Records that describe figures:
╔══

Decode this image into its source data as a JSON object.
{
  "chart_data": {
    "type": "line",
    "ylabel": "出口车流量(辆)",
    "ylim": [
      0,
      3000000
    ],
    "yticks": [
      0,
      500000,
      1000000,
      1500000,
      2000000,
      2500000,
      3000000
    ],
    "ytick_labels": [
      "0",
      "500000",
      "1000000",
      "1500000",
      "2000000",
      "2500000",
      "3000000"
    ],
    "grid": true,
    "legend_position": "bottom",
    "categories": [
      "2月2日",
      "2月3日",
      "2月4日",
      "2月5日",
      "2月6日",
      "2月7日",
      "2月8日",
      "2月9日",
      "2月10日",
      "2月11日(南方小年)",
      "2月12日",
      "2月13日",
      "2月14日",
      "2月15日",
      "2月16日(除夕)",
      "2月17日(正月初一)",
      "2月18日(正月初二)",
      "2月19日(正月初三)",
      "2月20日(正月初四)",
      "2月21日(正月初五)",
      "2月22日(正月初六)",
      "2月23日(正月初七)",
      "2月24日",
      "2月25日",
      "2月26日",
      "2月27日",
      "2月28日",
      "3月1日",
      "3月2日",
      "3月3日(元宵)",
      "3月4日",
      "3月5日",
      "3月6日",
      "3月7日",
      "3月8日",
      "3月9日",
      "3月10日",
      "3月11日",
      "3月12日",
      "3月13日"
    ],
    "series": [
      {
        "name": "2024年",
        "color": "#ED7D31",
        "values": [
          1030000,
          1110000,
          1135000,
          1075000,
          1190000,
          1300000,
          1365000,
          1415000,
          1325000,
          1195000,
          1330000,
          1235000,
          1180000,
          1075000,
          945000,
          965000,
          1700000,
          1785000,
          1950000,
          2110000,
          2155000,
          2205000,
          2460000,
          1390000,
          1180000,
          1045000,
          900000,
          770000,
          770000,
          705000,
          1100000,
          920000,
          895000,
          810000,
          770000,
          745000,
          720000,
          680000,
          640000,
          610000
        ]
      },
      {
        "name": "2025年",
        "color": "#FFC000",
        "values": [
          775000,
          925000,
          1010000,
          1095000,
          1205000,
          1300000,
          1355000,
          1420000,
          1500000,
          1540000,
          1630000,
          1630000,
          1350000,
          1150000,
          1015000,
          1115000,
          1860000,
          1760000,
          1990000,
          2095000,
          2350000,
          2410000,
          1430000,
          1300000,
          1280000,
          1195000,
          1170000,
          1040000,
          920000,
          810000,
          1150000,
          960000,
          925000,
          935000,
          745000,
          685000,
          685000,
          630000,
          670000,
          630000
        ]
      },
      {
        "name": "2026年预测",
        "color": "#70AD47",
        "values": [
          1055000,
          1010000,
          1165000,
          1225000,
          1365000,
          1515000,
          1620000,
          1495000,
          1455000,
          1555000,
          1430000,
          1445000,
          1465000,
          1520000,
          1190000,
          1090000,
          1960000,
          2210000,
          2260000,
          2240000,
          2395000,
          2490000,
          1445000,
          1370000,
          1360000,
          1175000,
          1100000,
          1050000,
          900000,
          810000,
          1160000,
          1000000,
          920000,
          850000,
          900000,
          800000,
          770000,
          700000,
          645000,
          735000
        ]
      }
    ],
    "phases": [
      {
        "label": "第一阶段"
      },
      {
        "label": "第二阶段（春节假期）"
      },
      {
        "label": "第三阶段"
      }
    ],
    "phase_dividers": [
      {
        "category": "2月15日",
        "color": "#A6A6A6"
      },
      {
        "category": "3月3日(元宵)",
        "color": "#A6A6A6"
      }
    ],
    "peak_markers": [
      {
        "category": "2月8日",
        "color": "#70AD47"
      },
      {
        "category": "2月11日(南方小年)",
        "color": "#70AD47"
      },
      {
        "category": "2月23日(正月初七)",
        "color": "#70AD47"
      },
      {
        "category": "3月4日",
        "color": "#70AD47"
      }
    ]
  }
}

╚══

Stated task
The records above are to be repeated exactly, in their entirety.

Output of the exercise
Decode this image into its source data as a JSON object.
{
  "chart_data": {
    "type": "line",
    "ylabel": "出口车流量(辆)",
    "ylim": [
      0,
      3000000
    ],
    "yticks": [
      0,
      500000,
      1000000,
      1500000,
      2000000,
      2500000,
      3000000
    ],
    "ytick_labels": [
      "0",
      "500000",
      "1000000",
      "1500000",
      "2000000",
      "2500000",
      "3000000"
    ],
    "grid": true,
    "legend_position": "bottom",
    "categories": [
      "2月2日",
      "2月3日",
      "2月4日",
      "2月5日",
      "2月6日",
      "2月7日",
      "2月8日",
      "2月9日",
      "2月10日",
      "2月11日(南方小年)",
      "2月12日",
      "2月13日",
      "2月14日",
      "2月15日",
      "2月16日(除夕)",
      "2月17日(正月初一)",
      "2月18日(正月初二)",
      "2月19日(正月初三)",
      "2月20日(正月初四)",
      "2月21日(正月初五)",
      "2月22日(正月初六)",
      "2月23日(正月初七)",
      "2月24日",
      "2月25日",
      "2月26日",
      "2月27日",
      "2月28日",
      "3月1日",
      "3月2日",
      "3月3日(元宵)",
      "3月4日",
      "3月5日",
      "3月6日",
      "3月7日",
      "3月8日",
      "3月9日",
      "3月10日",
      "3月11日",
      "3月12日",
      "3月13日"
    ],
    "series": [
      {
        "name": "2024年",
        "color": "#ED7D31",
        "values": [
          1030000,
          1110000,
          1135000,
          1075000,
          1190000,
          1300000,
          1365000,
          1415000,
          1325000,
          1195000,
          1330000,
          1235000,
          1180000,
          1075000,
          945000,
          965000,
          1700000,
          1785000,
          1950000,
          2110000,
          2155000,
          2205000,
          2460000,
          1390000,
          1180000,
          1045000,
          900000,
          770000,
          770000,
          705000,
          1100000,
          920000,
          895000,
          810000,
          770000,
          745000,
          720000,
          680000,
          640000,
          610000
        ]
      },
      {
        "name": "2025年",
        "color": "#FFC000",
        "values": [
          775000,
          925000,
          1010000,
          1095000,
          1205000,
          1300000,
          1355000,
          1420000,
          1500000,
          1540000,
          1630000,
          1630000,
          1350000,
          1150000,
          1015000,
          1115000,
          1860000,
          1760000,
          1990000,
          2095000,
          2350000,
          2410000,
          1430000,
          1300000,
          1280000,
          1195000,
          1170000,
          1040000,
          920000,
          810000,
          1150000,
          960000,
          925000,
          935000,
          745000,
          685000,
          685000,
          630000,
          670000,
          630000
        ]
      },
      {
        "name": "2026年预测",
        "color": "#70AD47",
        "values": [
          1055000,
          1010000,
          1165000,
          1225000,
          1365000,
          1515000,
          1620000,
          1495000,
          1455000,
          1555000,
          1430000,
          1445000,
          1465000,
          1520000,
          1190000,
          1090000,
          1960000,
          2210000,
          2260000,
          2240000,
          2395000,
          2490000,
          1445000,
          1370000,
          1360000,
          1175000,
          1100000,
          1050000,
          900000,
          810000,
          1160000,
          1000000,
          920000,
          850000,
          900000,
          800000,
          770000,
          700000,
          645000,
          735000
        ]
      }
    ],
    "phases": [
      {
        "label": "第一阶段"
      },
      {
        "label": "第二阶段（春节假期）"
      },
      {
        "label": "第三阶段"
      }
    ],
    "phase_dividers": [
      {
        "category": "2月15日",
        "color": "#A6A6A6"
      },
      {
        "category": "3月3日(元宵)",
        "color": "#A6A6A6"
      }
    ],
    "peak_markers": [
      {
        "category": "2月8日",
        "color": "#70AD47"
      },
      {
        "category": "2月11日(南方小年)",
        "color": "#70AD47"
      },
      {
        "category": "2月23日(正月初七)",
        "color": "#70AD47"
      },
      {
        "category": "3月4日",
        "color": "#70AD47"
      }
    ]
  }
}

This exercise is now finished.